(Extracted data entries)

------------------------------------

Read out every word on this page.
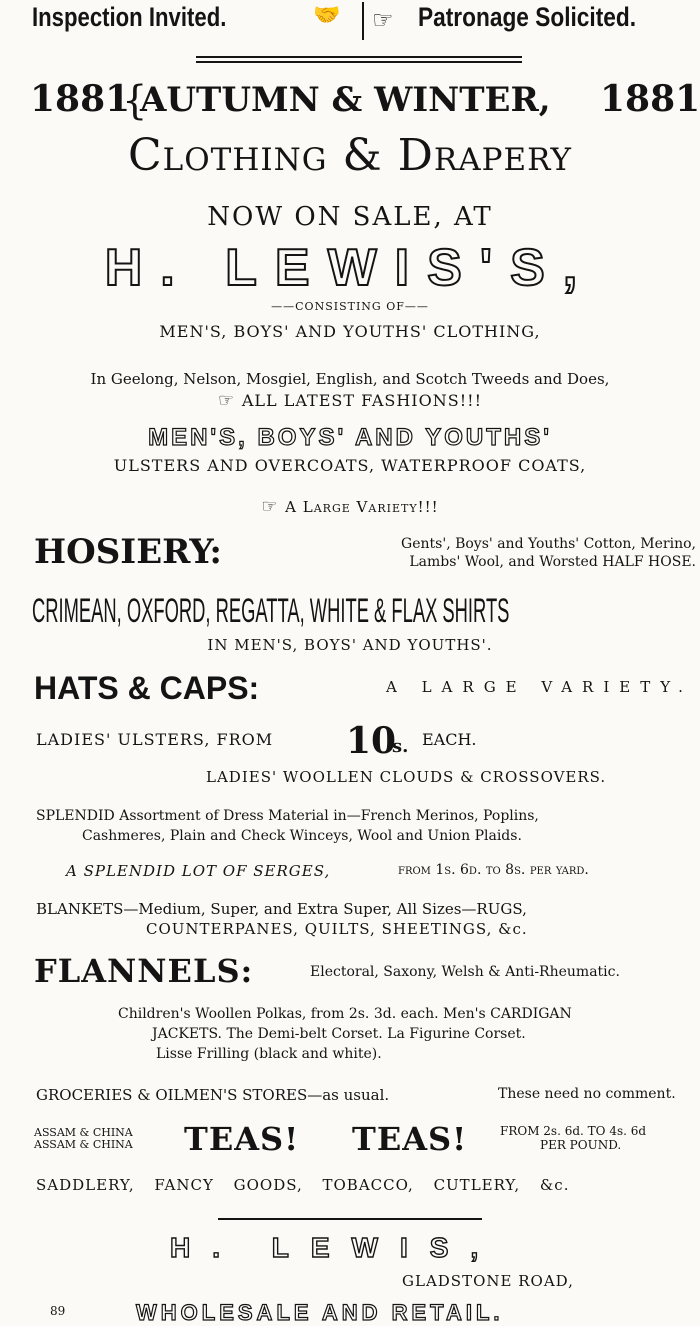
Inspection Invited.	🤝 ☞ Patronage Solicited.
1881
{
AUTUMN & WINTER, 1881
Clothing & Drapery
NOW ON SALE, AT
H. LEWIS'S,
——CONSISTING OF——
MEN'S, BOYS' AND YOUTHS' CLOTHING,
In Geelong, Nelson, Mosgiel, English, and Scotch Tweeds and Does,
☞ ALL LATEST FASHIONS!!!
MEN'S, BOYS' AND YOUTHS'
ULSTERS AND OVERCOATS, WATERPROOF COATS,
☞ A Large Variety!!!
HOSIERY:	Gents', Boys' and Youths' Cotton, Merino,
Lambs' Wool, and Worsted HALF HOSE.
CRIMEAN, OXFORD, REGATTA, WHITE & FLAX SHIRTS
IN MEN'S, BOYS' AND YOUTHS'.
HATS & CAPS:	A LARGE VARIETY.
LADIES' ULSTERS, FROM 10
s. EACH.
LADIES' WOOLLEN CLOUDS & CROSSOVERS.
SPLENDID Assortment of Dress Material in—French Merinos, Poplins,
Cashmeres, Plain and Check Winceys, Wool and Union Plaids.
A SPLENDID LOT OF SERGES,	from 1s. 6d. to 8s. per yard.
BLANKETS—Medium, Super, and Extra Super, All Sizes—RUGS,
COUNTERPANES, QUILTS, SHEETINGS, &c.
FLANNELS:	Electoral, Saxony, Welsh & Anti-Rheumatic.
Children's Woollen Polkas, from 2s. 3d. each. Men's CARDIGAN
JACKETS. The Demi-belt Corset. La Figurine Corset.
Lisse Frilling (black and white).
GROCERIES & OILMEN'S STORES—as usual.	These need no comment.
ASSAM & CHINA
ASSAM & CHINA TEAS! TEAS!	FROM 2s. 6d. TO 4s. 6d
PER POUND.
SADDLERY, FANCY GOODS, TOBACCO, CUTLERY, &c.
H. LEWIS,
GLADSTONE ROAD,
89	WHOLESALE AND RETAIL.
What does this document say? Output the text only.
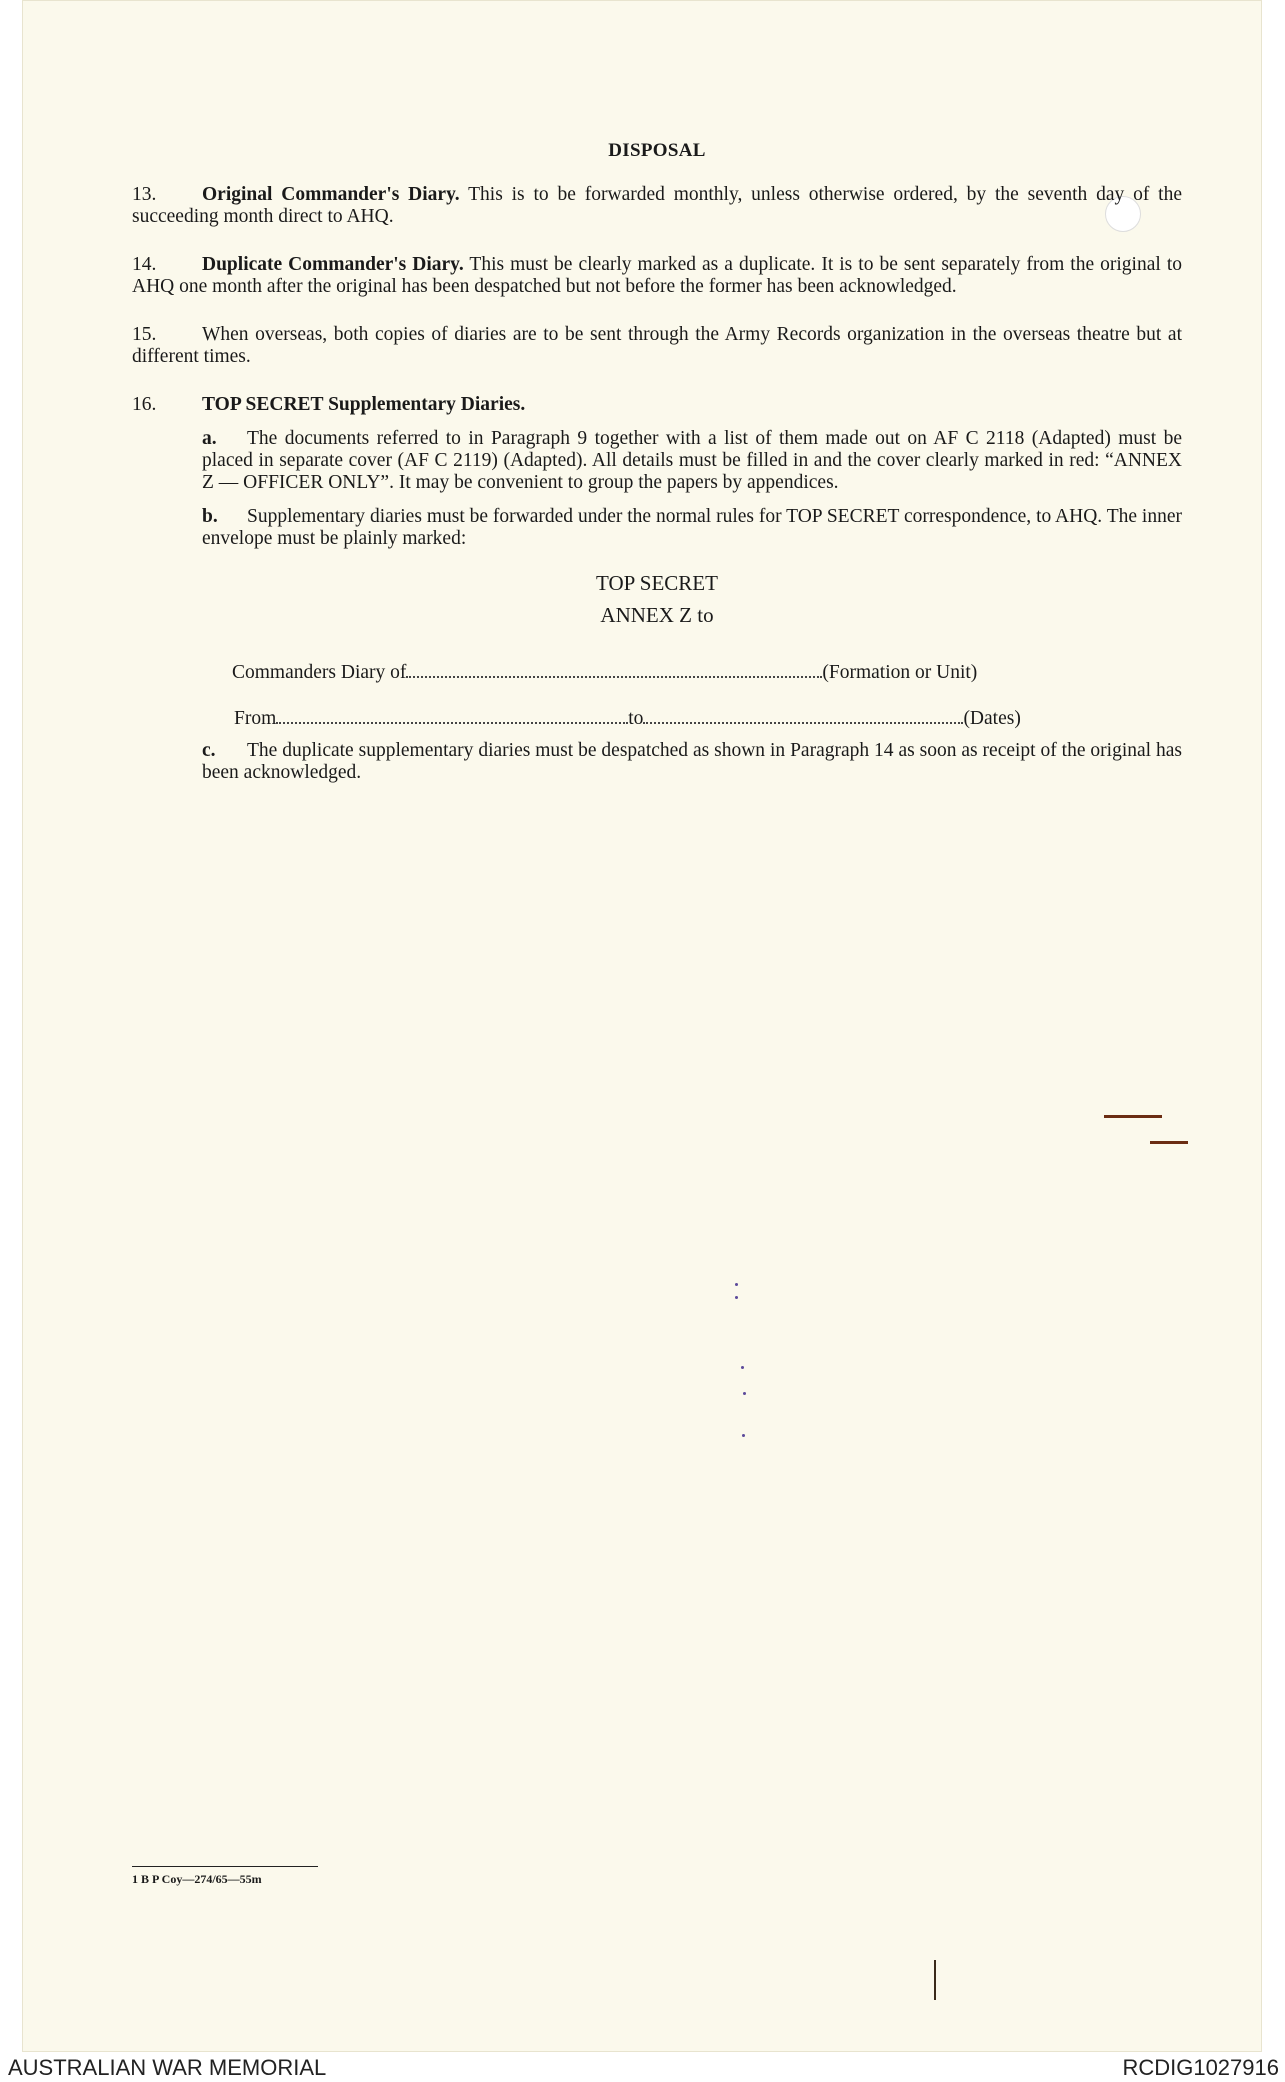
DISPOSAL
13. Original Commander's Diary. This is to be forwarded monthly, unless otherwise ordered, by the seventh day of the succeeding month direct to AHQ.
14. Duplicate Commander's Diary. This must be clearly marked as a duplicate. It is to be sent separately from the original to AHQ one month after the original has been despatched but not before the former has been acknowledged.
15. When overseas, both copies of diaries are to be sent through the Army Records organization in the overseas theatre but at different times.
16. TOP SECRET Supplementary Diaries.
a. The documents referred to in Paragraph 9 together with a list of them made out on AF C 2118 (Adapted) must be placed in separate cover (AF C 2119) (Adapted). All details must be filled in and the cover clearly marked in red: “ANNEX Z — OFFICER ONLY”. It may be convenient to group the papers by appendices.
b. Supplementary diaries must be forwarded under the normal rules for TOP SECRET correspondence, to AHQ. The inner envelope must be plainly marked:
TOP SECRET
ANNEX Z to
Commanders Diary of	(Formation or Unit)
From	to	(Dates)
c. The duplicate supplementary diaries must be despatched as shown in Paragraph 14 as soon as receipt of the original has been acknowledged.
1 B P Coy—274/65—55m
AUSTRALIAN WAR MEMORIAL	RCDIG1027916
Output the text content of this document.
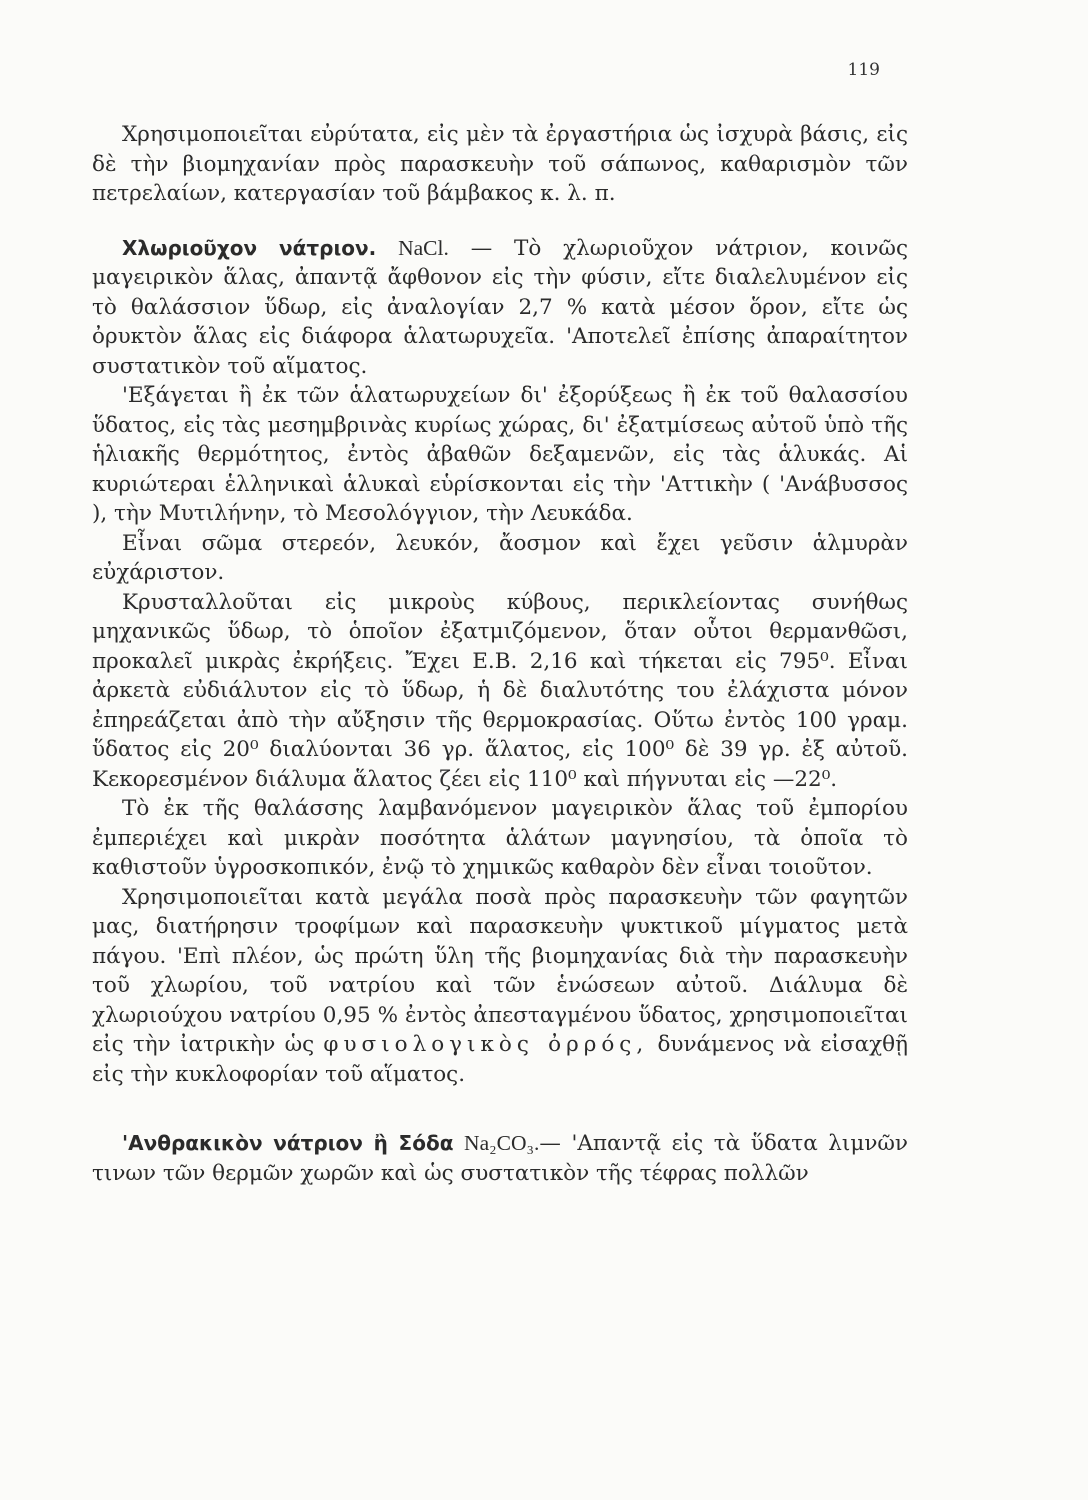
119

Χρησιμοποιεῖται εὐρύτατα, εἰς μὲν τὰ ἐργαστήρια ὡς ἰσχυρὰ βάσις, εἰς δὲ τὴν βιομηχανίαν πρὸς παρασκευὴν τοῦ σάπωνος, καθαρισμὸν τῶν πετρελαίων, κατεργασίαν τοῦ βάμβακος κ. λ. π.

Χλωριοῦχον νάτριον. NaCl. — Τὸ χλωριοῦχον νάτριον, κοινῶς μαγειρικὸν ἅλας, ἀπαντᾷ ἄφθονον εἰς τὴν φύσιν, εἴτε διαλελυμένον εἰς τὸ θαλάσσιον ὕδωρ, εἰς ἀναλογίαν 2,7 % κατὰ μέσον ὅρον, εἴτε ὡς ὀρυκτὸν ἅλας εἰς διάφορα ἁλατωρυχεῖα. 'Αποτελεῖ ἐπίσης ἀπαραίτητον συστατικὸν τοῦ αἵματος.

'Εξάγεται ἢ ἐκ τῶν ἁλατωρυχείων δι' ἐξορύξεως ἢ ἐκ τοῦ θαλασσίου ὕδατος, εἰς τὰς μεσημβρινὰς κυρίως χώρας, δι' ἐξατμίσεως αὐτοῦ ὑπὸ τῆς ἡλιακῆς θερμότητος, ἐντὸς ἀβαθῶν δεξαμενῶν, εἰς τὰς ἁλυκάς. Αἱ κυριώτεραι ἑλληνικαὶ ἁλυκαὶ εὑρίσκονται εἰς τὴν 'Αττικὴν ( 'Ανάβυσσος ), τὴν Μυτιλήνην, τὸ Μεσολόγγιον, τὴν Λευκάδα.

Εἶναι σῶμα στερεόν, λευκόν, ἄοσμον καὶ ἔχει γεῦσιν ἁλμυρὰν εὐχάριστον.

Κρυσταλλοῦται εἰς μικροὺς κύβους, περικλείοντας συνήθως μηχανικῶς ὕδωρ, τὸ ὁποῖον ἐξατμιζόμενον, ὅταν οὗτοι θερμανθῶσι, προκαλεῖ μικρὰς ἐκρήξεις. Ἔχει Ε.Β. 2,16 καὶ τήκεται εἰς 795⁰. Εἶναι ἀρκετὰ εὐδιάλυτον εἰς τὸ ὕδωρ, ἡ δὲ διαλυτότης του ἐλάχιστα μόνον ἐπηρεάζεται ἀπὸ τὴν αὔξησιν τῆς θερμοκρασίας. Οὕτω ἐντὸς 100 γραμ. ὕδατος εἰς 20⁰ διαλύονται 36 γρ. ἅλατος, εἰς 100⁰ δὲ 39 γρ. ἐξ αὐτοῦ. Κεκορεσμένον διάλυμα ἅλατος ζέει εἰς 110⁰ καὶ πήγνυται εἰς —22⁰.

Τὸ ἐκ τῆς θαλάσσης λαμβανόμενον μαγειρικὸν ἅλας τοῦ ἐμπορίου ἐμπεριέχει καὶ μικρὰν ποσότητα ἁλάτων μαγνησίου, τὰ ὁποῖα τὸ καθιστοῦν ὑγροσκοπικόν, ἐνῷ τὸ χημικῶς καθαρὸν δὲν εἶναι τοιοῦτον.

Χρησιμοποιεῖται κατὰ μεγάλα ποσὰ πρὸς παρασκευὴν τῶν φαγητῶν μας, διατήρησιν τροφίμων καὶ παρασκευὴν ψυκτικοῦ μίγματος μετὰ πάγου. 'Επὶ πλέον, ὡς πρώτη ὕλη τῆς βιομηχανίας διὰ τὴν παρασκευὴν τοῦ χλωρίου, τοῦ νατρίου καὶ τῶν ἑνώσεων αὐτοῦ. Διάλυμα δὲ χλωριούχου νατρίου 0,95 % ἐντὸς ἀπεσταγμένου ὕδατος, χρησιμοποιεῖται εἰς τὴν ἰατρικὴν ὡς φυσιολογικὸς ὀρρός, δυνάμενος νὰ εἰσαχθῇ εἰς τὴν κυκλοφορίαν τοῦ αἵματος.

'Ανθρακικὸν νάτριον ἢ Σόδα Na₂CO₃.— 'Απαντᾷ εἰς τὰ ὕδατα λιμνῶν τινων τῶν θερμῶν χωρῶν καὶ ὡς συστατικὸν τῆς τέφρας πολλῶν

------------------------------------

▶ YOUR GOAL
Leave the pictures out, and transcribe each of the records exactly.

▶ FINISHED ANSWER
Read out every word on this page.
Inspection Invited.	🤝 ☞ Patronage Solicited.
1881
{
AUTUMN & WINTER, 1881
Clothing & Drapery
NOW ON SALE, AT
H. LEWIS'S,
——CONSISTING OF——
MEN'S, BOYS' AND YOUTHS' CLOTHING,
In Geelong, Nelson, Mosgiel, English, and Scotch Tweeds and Does,
☞ ALL LATEST FASHIONS!!!
MEN'S, BOYS' AND YOUTHS'
ULSTERS AND OVERCOATS, WATERPROOF COATS,
☞ A Large Variety!!!
HOSIERY:	Gents', Boys' and Youths' Cotton, Merino,
Lambs' Wool, and Worsted HALF HOSE.
CRIMEAN, OXFORD, REGATTA, WHITE & FLAX SHIRTS
IN MEN'S, BOYS' AND YOUTHS'.
HATS & CAPS:	A LARGE VARIETY.
LADIES' ULSTERS, FROM 10
s. EACH.
LADIES' WOOLLEN CLOUDS & CROSSOVERS.
SPLENDID Assortment of Dress Material in—French Merinos, Poplins,
Cashmeres, Plain and Check Winceys, Wool and Union Plaids.
A SPLENDID LOT OF SERGES,	from 1s. 6d. to 8s. per yard.
BLANKETS—Medium, Super, and Extra Super, All Sizes—RUGS,
COUNTERPANES, QUILTS, SHEETINGS, &c.
FLANNELS:	Electoral, Saxony, Welsh & Anti-Rheumatic.
Children's Woollen Polkas, from 2s. 3d. each. Men's CARDIGAN
JACKETS. The Demi-belt Corset. La Figurine Corset.
Lisse Frilling (black and white).
GROCERIES & OILMEN'S STORES—as usual.	These need no comment.
ASSAM & CHINA
ASSAM & CHINA TEAS! TEAS!	FROM 2s. 6d. TO 4s. 6d
PER POUND.
SADDLERY, FANCY GOODS, TOBACCO, CUTLERY, &c.
H. LEWIS,
GLADSTONE ROAD,
89	WHOLESALE AND RETAIL.
What does this document say? Output the text only.
DISPOSAL
13. Original Commander's Diary. This is to be forwarded monthly, unless otherwise ordered, by the seventh day of the succeeding month direct to AHQ.
14. Duplicate Commander's Diary. This must be clearly marked as a duplicate. It is to be sent separately from the original to AHQ one month after the original has been despatched but not before the former has been acknowledged.
15. When overseas, both copies of diaries are to be sent through the Army Records organization in the overseas theatre but at different times.
16. TOP SECRET Supplementary Diaries.
a. The documents referred to in Paragraph 9 together with a list of them made out on AF C 2118 (Adapted) must be placed in separate cover (AF C 2119) (Adapted). All details must be filled in and the cover clearly marked in red: “ANNEX Z — OFFICER ONLY”. It may be convenient to group the papers by appendices.
b. Supplementary diaries must be forwarded under the normal rules for TOP SECRET correspondence, to AHQ. The inner envelope must be plainly marked:
TOP SECRET
ANNEX Z to
Commanders Diary of	(Formation or Unit)
From	to	(Dates)
c. The duplicate supplementary diaries must be despatched as shown in Paragraph 14 as soon as receipt of the original has been acknowledged.
1 B P Coy—274/65—55m
AUSTRALIAN WAR MEMORIAL	RCDIG1027916
Output the text content of this document.
119

Χρησιμοποιεῖται εὐρύτατα, εἰς μὲν τὰ ἐργαστήρια ὡς ἰσχυρὰ βάσις, εἰς δὲ τὴν βιομηχανίαν πρὸς παρασκευὴν τοῦ σάπωνος, καθαρισμὸν τῶν πετρελαίων, κατεργασίαν τοῦ βάμβακος κ. λ. π.

Χλωριοῦχον νάτριον. NaCl. — Τὸ χλωριοῦχον νάτριον, κοινῶς μαγειρικὸν ἅλας, ἀπαντᾷ ἄφθονον εἰς τὴν φύσιν, εἴτε διαλελυμένον εἰς τὸ θαλάσσιον ὕδωρ, εἰς ἀναλογίαν 2,7 % κατὰ μέσον ὅρον, εἴτε ὡς ὀρυκτὸν ἅλας εἰς διάφορα ἁλατωρυχεῖα. 'Αποτελεῖ ἐπίσης ἀπαραίτητον συστατικὸν τοῦ αἵματος.

'Εξάγεται ἢ ἐκ τῶν ἁλατωρυχείων δι' ἐξορύξεως ἢ ἐκ τοῦ θαλασσίου ὕδατος, εἰς τὰς μεσημβρινὰς κυρίως χώρας, δι' ἐξατμίσεως αὐτοῦ ὑπὸ τῆς ἡλιακῆς θερμότητος, ἐντὸς ἀβαθῶν δεξαμενῶν, εἰς τὰς ἁλυκάς. Αἱ κυριώτεραι ἑλληνικαὶ ἁλυκαὶ εὑρίσκονται εἰς τὴν 'Αττικὴν ( 'Ανάβυσσος ), τὴν Μυτιλήνην, τὸ Μεσολόγγιον, τὴν Λευκάδα.

Εἶναι σῶμα στερεόν, λευκόν, ἄοσμον καὶ ἔχει γεῦσιν ἁλμυρὰν εὐχάριστον.

Κρυσταλλοῦται εἰς μικροὺς κύβους, περικλείοντας συνήθως μηχανικῶς ὕδωρ, τὸ ὁποῖον ἐξατμιζόμενον, ὅταν οὗτοι θερμανθῶσι, προκαλεῖ μικρὰς ἐκρήξεις. Ἔχει Ε.Β. 2,16 καὶ τήκεται εἰς 795⁰. Εἶναι ἀρκετὰ εὐδιάλυτον εἰς τὸ ὕδωρ, ἡ δὲ διαλυτότης του ἐλάχιστα μόνον ἐπηρεάζεται ἀπὸ τὴν αὔξησιν τῆς θερμοκρασίας. Οὕτω ἐντὸς 100 γραμ. ὕδατος εἰς 20⁰ διαλύονται 36 γρ. ἅλατος, εἰς 100⁰ δὲ 39 γρ. ἐξ αὐτοῦ. Κεκορεσμένον διάλυμα ἅλατος ζέει εἰς 110⁰ καὶ πήγνυται εἰς —22⁰.

Τὸ ἐκ τῆς θαλάσσης λαμβανόμενον μαγειρικὸν ἅλας τοῦ ἐμπορίου ἐμπεριέχει καὶ μικρὰν ποσότητα ἁλάτων μαγνησίου, τὰ ὁποῖα τὸ καθιστοῦν ὑγροσκοπικόν, ἐνῷ τὸ χημικῶς καθαρὸν δὲν εἶναι τοιοῦτον.

Χρησιμοποιεῖται κατὰ μεγάλα ποσὰ πρὸς παρασκευὴν τῶν φαγητῶν μας, διατήρησιν τροφίμων καὶ παρασκευὴν ψυκτικοῦ μίγματος μετὰ πάγου. 'Επὶ πλέον, ὡς πρώτη ὕλη τῆς βιομηχανίας διὰ τὴν παρασκευὴν τοῦ χλωρίου, τοῦ νατρίου καὶ τῶν ἑνώσεων αὐτοῦ. Διάλυμα δὲ χλωριούχου νατρίου 0,95 % ἐντὸς ἀπεσταγμένου ὕδατος, χρησιμοποιεῖται εἰς τὴν ἰατρικὴν ὡς φυσιολογικὸς ὀρρός, δυνάμενος νὰ εἰσαχθῇ εἰς τὴν κυκλοφορίαν τοῦ αἵματος.

'Ανθρακικὸν νάτριον ἢ Σόδα Na₂CO₃.— 'Απαντᾷ εἰς τὰ ὕδατα λιμνῶν τινων τῶν θερμῶν χωρῶν καὶ ὡς συστατικὸν τῆς τέφρας πολλῶν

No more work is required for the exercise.